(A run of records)
** START **

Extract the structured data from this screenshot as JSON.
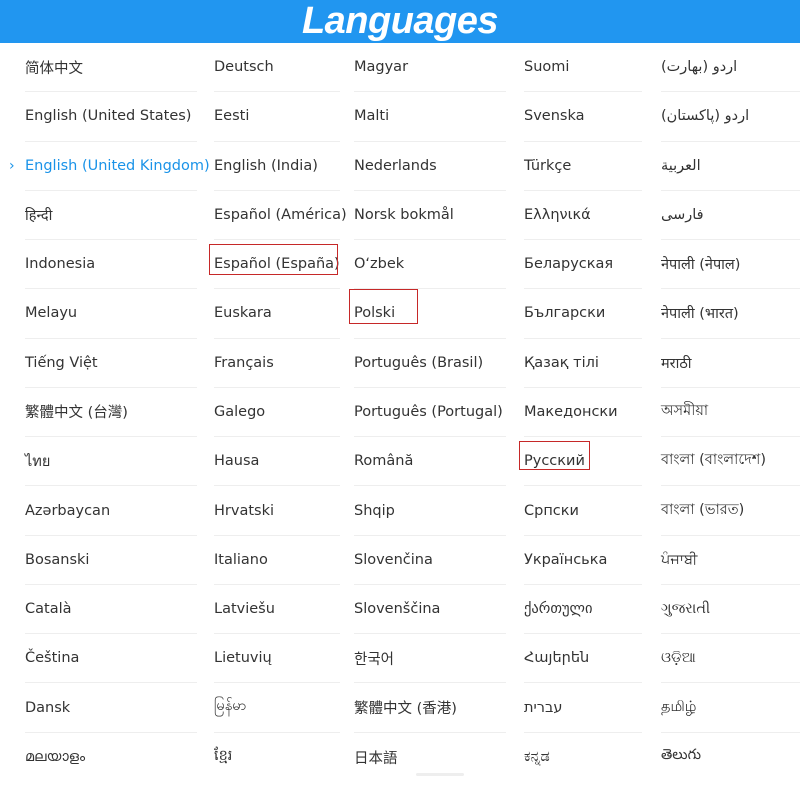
{
  "header": {
    "title": "Languages"
  },
  "colors": {
    "header_bg": "#2196f0",
    "selected_text": "#1a93e8",
    "highlight_box": "#c62828"
  },
  "selected_marker": "›",
  "columns": [
    [
      "简体中文",
      "English (United States)",
      "English (United Kingdom)",
      "हिन्दी",
      "Indonesia",
      "Melayu",
      "Tiếng Việt",
      "繁體中文 (台灣)",
      "ไทย",
      "Azərbaycan",
      "Bosanski",
      "Català",
      "Čeština",
      "Dansk",
      "മലയാളം"
    ],
    [
      "Deutsch",
      "Eesti",
      "English (India)",
      "Español (América)",
      "Español (España)",
      "Euskara",
      "Français",
      "Galego",
      "Hausa",
      "Hrvatski",
      "Italiano",
      "Latviešu",
      "Lietuvių",
      "မြန်မာ",
      "ខ្មែរ"
    ],
    [
      "Magyar",
      "Malti",
      "Nederlands",
      "Norsk bokmål",
      "O‘zbek",
      "Polski",
      "Português (Brasil)",
      "Português (Portugal)",
      "Română",
      "Shqip",
      "Slovenčina",
      "Slovenščina",
      "한국어",
      "繁體中文 (香港)",
      "日本語"
    ],
    [
      "Suomi",
      "Svenska",
      "Türkçe",
      "Ελληνικά",
      "Беларуская",
      "Български",
      "Қазақ тілі",
      "Македонски",
      "Русский",
      "Српски",
      "Українська",
      "ქართული",
      "Հայերեն",
      "עברית",
      "ಕನ್ನಡ"
    ],
    [
      "اردو (بھارت)",
      "اردو (پاکستان)",
      "العربية",
      "فارسی",
      "नेपाली (नेपाल)",
      "नेपाली (भारत)",
      "मराठी",
      "অসমীয়া",
      "বাংলা (বাংলাদেশ)",
      "বাংলা (ভারত)",
      "ਪੰਜਾਬੀ",
      "ગુજરાતી",
      "ଓଡ଼ିଆ",
      "தமிழ்",
      "తెలుగు"
    ]
  ]
}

** END **

Given instruction: Leave out the pictures, and give all the records again exactly.

Worked answer:
Extract the structured data from this screenshot as JSON.
{
  "header": {
    "title": "Languages"
  },
  "colors": {
    "header_bg": "#2196f0",
    "selected_text": "#1a93e8",
    "highlight_box": "#c62828"
  },
  "selected_marker": "›",
  "columns": [
    [
      "简体中文",
      "English (United States)",
      "English (United Kingdom)",
      "हिन्दी",
      "Indonesia",
      "Melayu",
      "Tiếng Việt",
      "繁體中文 (台灣)",
      "ไทย",
      "Azərbaycan",
      "Bosanski",
      "Català",
      "Čeština",
      "Dansk",
      "മലയാളം"
    ],
    [
      "Deutsch",
      "Eesti",
      "English (India)",
      "Español (América)",
      "Español (España)",
      "Euskara",
      "Français",
      "Galego",
      "Hausa",
      "Hrvatski",
      "Italiano",
      "Latviešu",
      "Lietuvių",
      "မြန်မာ",
      "ខ្មែរ"
    ],
    [
      "Magyar",
      "Malti",
      "Nederlands",
      "Norsk bokmål",
      "O‘zbek",
      "Polski",
      "Português (Brasil)",
      "Português (Portugal)",
      "Română",
      "Shqip",
      "Slovenčina",
      "Slovenščina",
      "한국어",
      "繁體中文 (香港)",
      "日本語"
    ],
    [
      "Suomi",
      "Svenska",
      "Türkçe",
      "Ελληνικά",
      "Беларуская",
      "Български",
      "Қазақ тілі",
      "Македонски",
      "Русский",
      "Српски",
      "Українська",
      "ქართული",
      "Հայերեն",
      "עברית",
      "ಕನ್ನಡ"
    ],
    [
      "اردو (بھارت)",
      "اردو (پاکستان)",
      "العربية",
      "فارسی",
      "नेपाली (नेपाल)",
      "नेपाली (भारत)",
      "मराठी",
      "অসমীয়া",
      "বাংলা (বাংলাদেশ)",
      "বাংলা (ভারত)",
      "ਪੰਜਾਬੀ",
      "ગુજરાતી",
      "ଓଡ଼ିଆ",
      "தமிழ்",
      "తెలుగు"
    ]
  ]
}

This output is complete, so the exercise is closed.